▶ INSTRUCTIONS TO FOLLOW:
Extract the text of every entry below exactly; leave images out.

▶ EXERCISE INPUT:

━━━━━━━━━━━━━━━━━━━━

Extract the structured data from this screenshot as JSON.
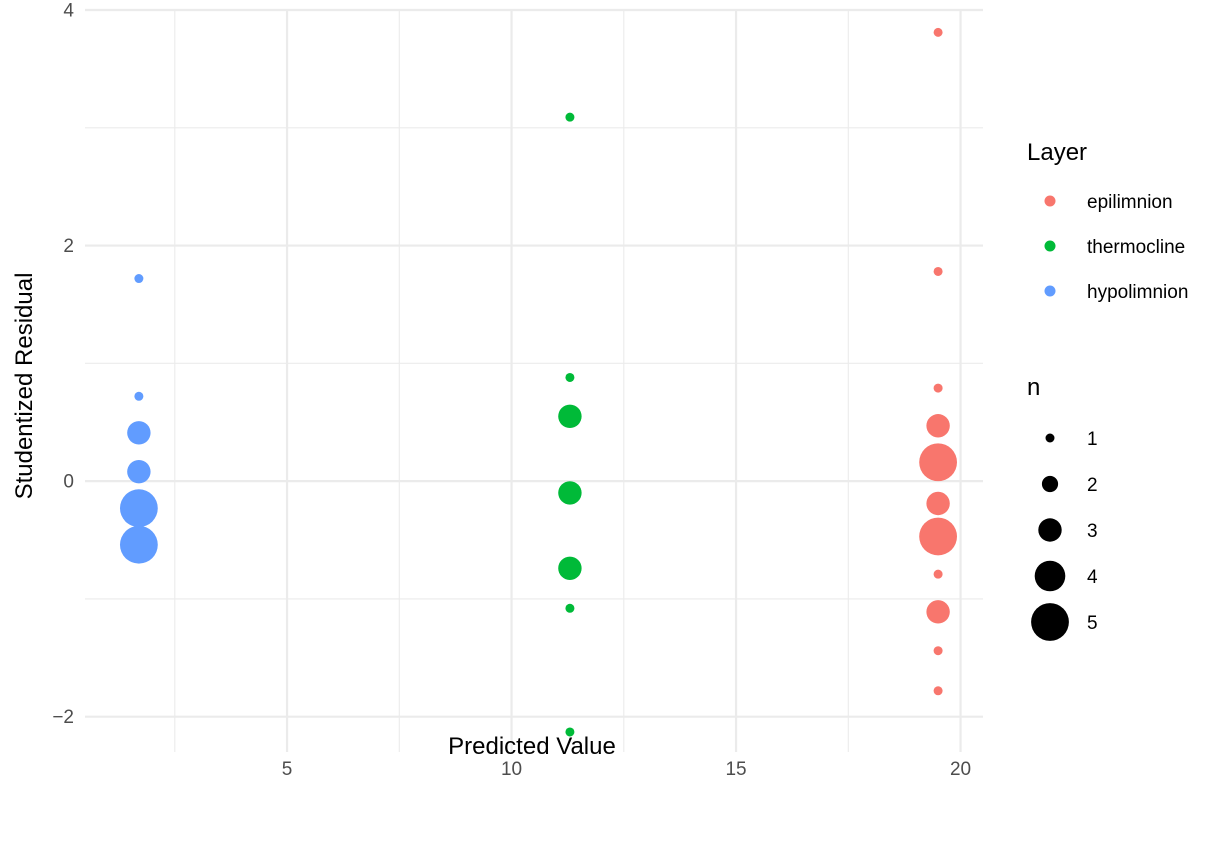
{
  "chart_data": {
    "type": "scatter",
    "title": "",
    "xlabel": "Predicted Value",
    "ylabel": "Studentized Residual",
    "xlim": [
      0.5,
      20.5
    ],
    "ylim": [
      -2.3,
      4.0
    ],
    "x_ticks": [
      5,
      10,
      15,
      20
    ],
    "x_minor_ticks": [
      2.5,
      7.5,
      12.5,
      17.5
    ],
    "y_ticks": [
      -2,
      0,
      2,
      4
    ],
    "y_minor_ticks": [
      -1,
      1,
      3
    ],
    "x_tick_labels": [
      "5",
      "10",
      "15",
      "20"
    ],
    "y_tick_labels": [
      "−2",
      "0",
      "2",
      "4"
    ],
    "grid": true,
    "legend_placement": "right",
    "color_legend": {
      "title": "Layer",
      "entries": [
        {
          "label": "epilimnion",
          "color": "#F8766D"
        },
        {
          "label": "thermocline",
          "color": "#00BA38"
        },
        {
          "label": "hypolimnion",
          "color": "#619CFF"
        }
      ]
    },
    "size_legend": {
      "title": "n",
      "entries": [
        {
          "label": "1",
          "value": 1
        },
        {
          "label": "2",
          "value": 2
        },
        {
          "label": "3",
          "value": 3
        },
        {
          "label": "4",
          "value": 4
        },
        {
          "label": "5",
          "value": 5
        }
      ]
    },
    "series": [
      {
        "name": "epilimnion",
        "color": "#F8766D",
        "points": [
          {
            "x": 19.5,
            "y": 3.81,
            "n": 1
          },
          {
            "x": 19.5,
            "y": 1.78,
            "n": 1
          },
          {
            "x": 19.5,
            "y": 0.79,
            "n": 1
          },
          {
            "x": 19.5,
            "y": 0.47,
            "n": 3
          },
          {
            "x": 19.5,
            "y": 0.16,
            "n": 5
          },
          {
            "x": 19.5,
            "y": -0.19,
            "n": 3
          },
          {
            "x": 19.5,
            "y": -0.47,
            "n": 5
          },
          {
            "x": 19.5,
            "y": -0.79,
            "n": 1
          },
          {
            "x": 19.5,
            "y": -1.11,
            "n": 3
          },
          {
            "x": 19.5,
            "y": -1.44,
            "n": 1
          },
          {
            "x": 19.5,
            "y": -1.78,
            "n": 1
          }
        ]
      },
      {
        "name": "thermocline",
        "color": "#00BA38",
        "points": [
          {
            "x": 11.3,
            "y": 3.09,
            "n": 1
          },
          {
            "x": 11.3,
            "y": 0.88,
            "n": 1
          },
          {
            "x": 11.3,
            "y": 0.55,
            "n": 3
          },
          {
            "x": 11.3,
            "y": -0.1,
            "n": 3
          },
          {
            "x": 11.3,
            "y": -0.74,
            "n": 3
          },
          {
            "x": 11.3,
            "y": -1.08,
            "n": 1
          },
          {
            "x": 11.3,
            "y": -2.13,
            "n": 1
          }
        ]
      },
      {
        "name": "hypolimnion",
        "color": "#619CFF",
        "points": [
          {
            "x": 1.7,
            "y": 1.72,
            "n": 1
          },
          {
            "x": 1.7,
            "y": 0.72,
            "n": 1
          },
          {
            "x": 1.7,
            "y": 0.41,
            "n": 3
          },
          {
            "x": 1.7,
            "y": 0.08,
            "n": 3
          },
          {
            "x": 1.7,
            "y": -0.23,
            "n": 5
          },
          {
            "x": 1.7,
            "y": -0.54,
            "n": 5
          }
        ]
      }
    ]
  }
}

━━━━━━━━━━━━━━━━━━━━

▶ SOLUTION TO THIS EXERCISE:
Extract the structured data from this screenshot as JSON.
{
  "chart_data": {
    "type": "scatter",
    "title": "",
    "xlabel": "Predicted Value",
    "ylabel": "Studentized Residual",
    "xlim": [
      0.5,
      20.5
    ],
    "ylim": [
      -2.3,
      4.0
    ],
    "x_ticks": [
      5,
      10,
      15,
      20
    ],
    "x_minor_ticks": [
      2.5,
      7.5,
      12.5,
      17.5
    ],
    "y_ticks": [
      -2,
      0,
      2,
      4
    ],
    "y_minor_ticks": [
      -1,
      1,
      3
    ],
    "x_tick_labels": [
      "5",
      "10",
      "15",
      "20"
    ],
    "y_tick_labels": [
      "−2",
      "0",
      "2",
      "4"
    ],
    "grid": true,
    "legend_placement": "right",
    "color_legend": {
      "title": "Layer",
      "entries": [
        {
          "label": "epilimnion",
          "color": "#F8766D"
        },
        {
          "label": "thermocline",
          "color": "#00BA38"
        },
        {
          "label": "hypolimnion",
          "color": "#619CFF"
        }
      ]
    },
    "size_legend": {
      "title": "n",
      "entries": [
        {
          "label": "1",
          "value": 1
        },
        {
          "label": "2",
          "value": 2
        },
        {
          "label": "3",
          "value": 3
        },
        {
          "label": "4",
          "value": 4
        },
        {
          "label": "5",
          "value": 5
        }
      ]
    },
    "series": [
      {
        "name": "epilimnion",
        "color": "#F8766D",
        "points": [
          {
            "x": 19.5,
            "y": 3.81,
            "n": 1
          },
          {
            "x": 19.5,
            "y": 1.78,
            "n": 1
          },
          {
            "x": 19.5,
            "y": 0.79,
            "n": 1
          },
          {
            "x": 19.5,
            "y": 0.47,
            "n": 3
          },
          {
            "x": 19.5,
            "y": 0.16,
            "n": 5
          },
          {
            "x": 19.5,
            "y": -0.19,
            "n": 3
          },
          {
            "x": 19.5,
            "y": -0.47,
            "n": 5
          },
          {
            "x": 19.5,
            "y": -0.79,
            "n": 1
          },
          {
            "x": 19.5,
            "y": -1.11,
            "n": 3
          },
          {
            "x": 19.5,
            "y": -1.44,
            "n": 1
          },
          {
            "x": 19.5,
            "y": -1.78,
            "n": 1
          }
        ]
      },
      {
        "name": "thermocline",
        "color": "#00BA38",
        "points": [
          {
            "x": 11.3,
            "y": 3.09,
            "n": 1
          },
          {
            "x": 11.3,
            "y": 0.88,
            "n": 1
          },
          {
            "x": 11.3,
            "y": 0.55,
            "n": 3
          },
          {
            "x": 11.3,
            "y": -0.1,
            "n": 3
          },
          {
            "x": 11.3,
            "y": -0.74,
            "n": 3
          },
          {
            "x": 11.3,
            "y": -1.08,
            "n": 1
          },
          {
            "x": 11.3,
            "y": -2.13,
            "n": 1
          }
        ]
      },
      {
        "name": "hypolimnion",
        "color": "#619CFF",
        "points": [
          {
            "x": 1.7,
            "y": 1.72,
            "n": 1
          },
          {
            "x": 1.7,
            "y": 0.72,
            "n": 1
          },
          {
            "x": 1.7,
            "y": 0.41,
            "n": 3
          },
          {
            "x": 1.7,
            "y": 0.08,
            "n": 3
          },
          {
            "x": 1.7,
            "y": -0.23,
            "n": 5
          },
          {
            "x": 1.7,
            "y": -0.54,
            "n": 5
          }
        ]
      }
    ]
  }
}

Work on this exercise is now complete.